┌────────
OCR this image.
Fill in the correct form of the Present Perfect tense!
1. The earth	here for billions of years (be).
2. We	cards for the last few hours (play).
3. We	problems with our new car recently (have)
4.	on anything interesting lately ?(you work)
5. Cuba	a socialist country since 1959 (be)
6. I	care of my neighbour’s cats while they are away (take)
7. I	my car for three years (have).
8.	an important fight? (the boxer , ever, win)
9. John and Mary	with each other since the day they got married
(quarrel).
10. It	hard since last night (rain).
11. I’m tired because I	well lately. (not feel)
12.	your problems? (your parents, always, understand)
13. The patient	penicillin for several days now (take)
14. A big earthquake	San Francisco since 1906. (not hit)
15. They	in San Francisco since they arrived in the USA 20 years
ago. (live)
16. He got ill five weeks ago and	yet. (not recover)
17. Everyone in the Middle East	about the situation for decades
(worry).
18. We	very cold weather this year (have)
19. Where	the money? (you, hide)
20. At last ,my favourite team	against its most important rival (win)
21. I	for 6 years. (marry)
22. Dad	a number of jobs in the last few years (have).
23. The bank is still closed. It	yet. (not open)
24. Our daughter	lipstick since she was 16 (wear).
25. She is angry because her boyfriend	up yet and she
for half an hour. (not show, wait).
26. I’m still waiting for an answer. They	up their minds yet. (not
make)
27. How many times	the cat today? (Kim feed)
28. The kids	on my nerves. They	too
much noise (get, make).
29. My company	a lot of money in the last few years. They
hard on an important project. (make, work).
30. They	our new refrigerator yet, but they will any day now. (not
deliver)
└────────
== Directions for this task ==
Reproduce every line of the material above exactly.

== Solution below ==
OCR this image.
Fill in the correct form of the Present Perfect tense!
1. The earth	here for billions of years (be).
2. We	cards for the last few hours (play).
3. We	problems with our new car recently (have)
4.	on anything interesting lately ?(you work)
5. Cuba	a socialist country since 1959 (be)
6. I	care of my neighbour’s cats while they are away (take)
7. I	my car for three years (have).
8.	an important fight? (the boxer , ever, win)
9. John and Mary	with each other since the day they got married
(quarrel).
10. It	hard since last night (rain).
11. I’m tired because I	well lately. (not feel)
12.	your problems? (your parents, always, understand)
13. The patient	penicillin for several days now (take)
14. A big earthquake	San Francisco since 1906. (not hit)
15. They	in San Francisco since they arrived in the USA 20 years
ago. (live)
16. He got ill five weeks ago and	yet. (not recover)
17. Everyone in the Middle East	about the situation for decades
(worry).
18. We	very cold weather this year (have)
19. Where	the money? (you, hide)
20. At last ,my favourite team	against its most important rival (win)
21. I	for 6 years. (marry)
22. Dad	a number of jobs in the last few years (have).
23. The bank is still closed. It	yet. (not open)
24. Our daughter	lipstick since she was 16 (wear).
25. She is angry because her boyfriend	up yet and she
for half an hour. (not show, wait).
26. I’m still waiting for an answer. They	up their minds yet. (not
make)
27. How many times	the cat today? (Kim feed)
28. The kids	on my nerves. They	too
much noise (get, make).
29. My company	a lot of money in the last few years. They
hard on an important project. (make, work).
30. They	our new refrigerator yet, but they will any day now. (not
deliver)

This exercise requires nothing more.